● DIRECTIVE: Using the data below, repeat all of it precisely.

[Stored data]

▽

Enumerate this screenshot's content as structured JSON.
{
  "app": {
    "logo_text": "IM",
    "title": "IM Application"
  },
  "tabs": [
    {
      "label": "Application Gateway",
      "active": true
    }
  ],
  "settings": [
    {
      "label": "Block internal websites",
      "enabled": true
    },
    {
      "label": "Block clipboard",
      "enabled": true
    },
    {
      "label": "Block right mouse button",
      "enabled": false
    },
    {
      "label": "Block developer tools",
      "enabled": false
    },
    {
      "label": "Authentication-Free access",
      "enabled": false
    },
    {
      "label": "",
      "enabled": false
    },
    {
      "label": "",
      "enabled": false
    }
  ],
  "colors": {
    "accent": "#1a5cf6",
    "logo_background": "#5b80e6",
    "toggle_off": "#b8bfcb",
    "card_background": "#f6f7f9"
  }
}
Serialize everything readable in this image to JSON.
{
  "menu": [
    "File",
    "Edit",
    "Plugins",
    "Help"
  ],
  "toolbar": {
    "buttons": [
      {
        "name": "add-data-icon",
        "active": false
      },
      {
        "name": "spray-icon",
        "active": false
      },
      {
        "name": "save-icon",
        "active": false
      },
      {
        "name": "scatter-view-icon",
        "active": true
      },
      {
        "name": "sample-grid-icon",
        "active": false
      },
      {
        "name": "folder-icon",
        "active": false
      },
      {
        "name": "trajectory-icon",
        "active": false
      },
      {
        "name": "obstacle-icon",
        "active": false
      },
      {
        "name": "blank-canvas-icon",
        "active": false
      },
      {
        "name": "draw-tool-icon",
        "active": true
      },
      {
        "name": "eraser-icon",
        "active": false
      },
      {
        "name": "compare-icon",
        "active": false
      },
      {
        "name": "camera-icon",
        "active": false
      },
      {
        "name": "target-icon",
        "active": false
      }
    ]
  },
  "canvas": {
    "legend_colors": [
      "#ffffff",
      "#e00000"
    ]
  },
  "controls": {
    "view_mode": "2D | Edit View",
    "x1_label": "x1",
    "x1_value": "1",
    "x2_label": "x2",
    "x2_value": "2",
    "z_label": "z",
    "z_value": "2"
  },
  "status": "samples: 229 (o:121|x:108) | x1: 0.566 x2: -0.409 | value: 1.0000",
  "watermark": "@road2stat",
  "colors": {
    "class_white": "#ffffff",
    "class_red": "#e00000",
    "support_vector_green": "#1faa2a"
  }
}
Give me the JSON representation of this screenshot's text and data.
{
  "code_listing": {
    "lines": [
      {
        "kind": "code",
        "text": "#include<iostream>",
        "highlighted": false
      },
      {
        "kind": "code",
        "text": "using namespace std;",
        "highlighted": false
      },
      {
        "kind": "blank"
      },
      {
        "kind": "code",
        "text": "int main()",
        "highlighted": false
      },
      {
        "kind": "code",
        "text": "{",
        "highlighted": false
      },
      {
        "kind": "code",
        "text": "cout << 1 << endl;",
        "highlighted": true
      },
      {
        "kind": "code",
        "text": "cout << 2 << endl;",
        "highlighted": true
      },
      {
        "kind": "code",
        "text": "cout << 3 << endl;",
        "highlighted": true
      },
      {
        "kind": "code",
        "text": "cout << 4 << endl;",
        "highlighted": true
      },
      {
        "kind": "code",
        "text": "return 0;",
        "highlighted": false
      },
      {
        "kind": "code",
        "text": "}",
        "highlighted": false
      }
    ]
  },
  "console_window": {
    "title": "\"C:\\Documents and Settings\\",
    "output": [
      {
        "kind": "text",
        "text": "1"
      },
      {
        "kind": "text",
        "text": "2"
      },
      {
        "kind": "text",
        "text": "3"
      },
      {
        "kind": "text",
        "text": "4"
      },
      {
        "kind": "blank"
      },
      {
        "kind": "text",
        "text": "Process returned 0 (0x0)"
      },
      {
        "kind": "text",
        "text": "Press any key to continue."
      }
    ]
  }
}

△

● RESULT FOR THIS EXERCISE:
Enumerate this screenshot's content as structured JSON.
{
  "app": {
    "logo_text": "IM",
    "title": "IM Application"
  },
  "tabs": [
    {
      "label": "Application Gateway",
      "active": true
    }
  ],
  "settings": [
    {
      "label": "Block internal websites",
      "enabled": true
    },
    {
      "label": "Block clipboard",
      "enabled": true
    },
    {
      "label": "Block right mouse button",
      "enabled": false
    },
    {
      "label": "Block developer tools",
      "enabled": false
    },
    {
      "label": "Authentication-Free access",
      "enabled": false
    },
    {
      "label": "",
      "enabled": false
    },
    {
      "label": "",
      "enabled": false
    }
  ],
  "colors": {
    "accent": "#1a5cf6",
    "logo_background": "#5b80e6",
    "toggle_off": "#b8bfcb",
    "card_background": "#f6f7f9"
  }
}
Serialize everything readable in this image to JSON.
{
  "menu": [
    "File",
    "Edit",
    "Plugins",
    "Help"
  ],
  "toolbar": {
    "buttons": [
      {
        "name": "add-data-icon",
        "active": false
      },
      {
        "name": "spray-icon",
        "active": false
      },
      {
        "name": "save-icon",
        "active": false
      },
      {
        "name": "scatter-view-icon",
        "active": true
      },
      {
        "name": "sample-grid-icon",
        "active": false
      },
      {
        "name": "folder-icon",
        "active": false
      },
      {
        "name": "trajectory-icon",
        "active": false
      },
      {
        "name": "obstacle-icon",
        "active": false
      },
      {
        "name": "blank-canvas-icon",
        "active": false
      },
      {
        "name": "draw-tool-icon",
        "active": true
      },
      {
        "name": "eraser-icon",
        "active": false
      },
      {
        "name": "compare-icon",
        "active": false
      },
      {
        "name": "camera-icon",
        "active": false
      },
      {
        "name": "target-icon",
        "active": false
      }
    ]
  },
  "canvas": {
    "legend_colors": [
      "#ffffff",
      "#e00000"
    ]
  },
  "controls": {
    "view_mode": "2D | Edit View",
    "x1_label": "x1",
    "x1_value": "1",
    "x2_label": "x2",
    "x2_value": "2",
    "z_label": "z",
    "z_value": "2"
  },
  "status": "samples: 229 (o:121|x:108) | x1: 0.566 x2: -0.409 | value: 1.0000",
  "watermark": "@road2stat",
  "colors": {
    "class_white": "#ffffff",
    "class_red": "#e00000",
    "support_vector_green": "#1faa2a"
  }
}
Give me the JSON representation of this screenshot's text and data.
{
  "code_listing": {
    "lines": [
      {
        "kind": "code",
        "text": "#include<iostream>",
        "highlighted": false
      },
      {
        "kind": "code",
        "text": "using namespace std;",
        "highlighted": false
      },
      {
        "kind": "blank"
      },
      {
        "kind": "code",
        "text": "int main()",
        "highlighted": false
      },
      {
        "kind": "code",
        "text": "{",
        "highlighted": false
      },
      {
        "kind": "code",
        "text": "cout << 1 << endl;",
        "highlighted": true
      },
      {
        "kind": "code",
        "text": "cout << 2 << endl;",
        "highlighted": true
      },
      {
        "kind": "code",
        "text": "cout << 3 << endl;",
        "highlighted": true
      },
      {
        "kind": "code",
        "text": "cout << 4 << endl;",
        "highlighted": true
      },
      {
        "kind": "code",
        "text": "return 0;",
        "highlighted": false
      },
      {
        "kind": "code",
        "text": "}",
        "highlighted": false
      }
    ]
  },
  "console_window": {
    "title": "\"C:\\Documents and Settings\\",
    "output": [
      {
        "kind": "text",
        "text": "1"
      },
      {
        "kind": "text",
        "text": "2"
      },
      {
        "kind": "text",
        "text": "3"
      },
      {
        "kind": "text",
        "text": "4"
      },
      {
        "kind": "blank"
      },
      {
        "kind": "text",
        "text": "Process returned 0 (0x0)"
      },
      {
        "kind": "text",
        "text": "Press any key to continue."
      }
    ]
  }
}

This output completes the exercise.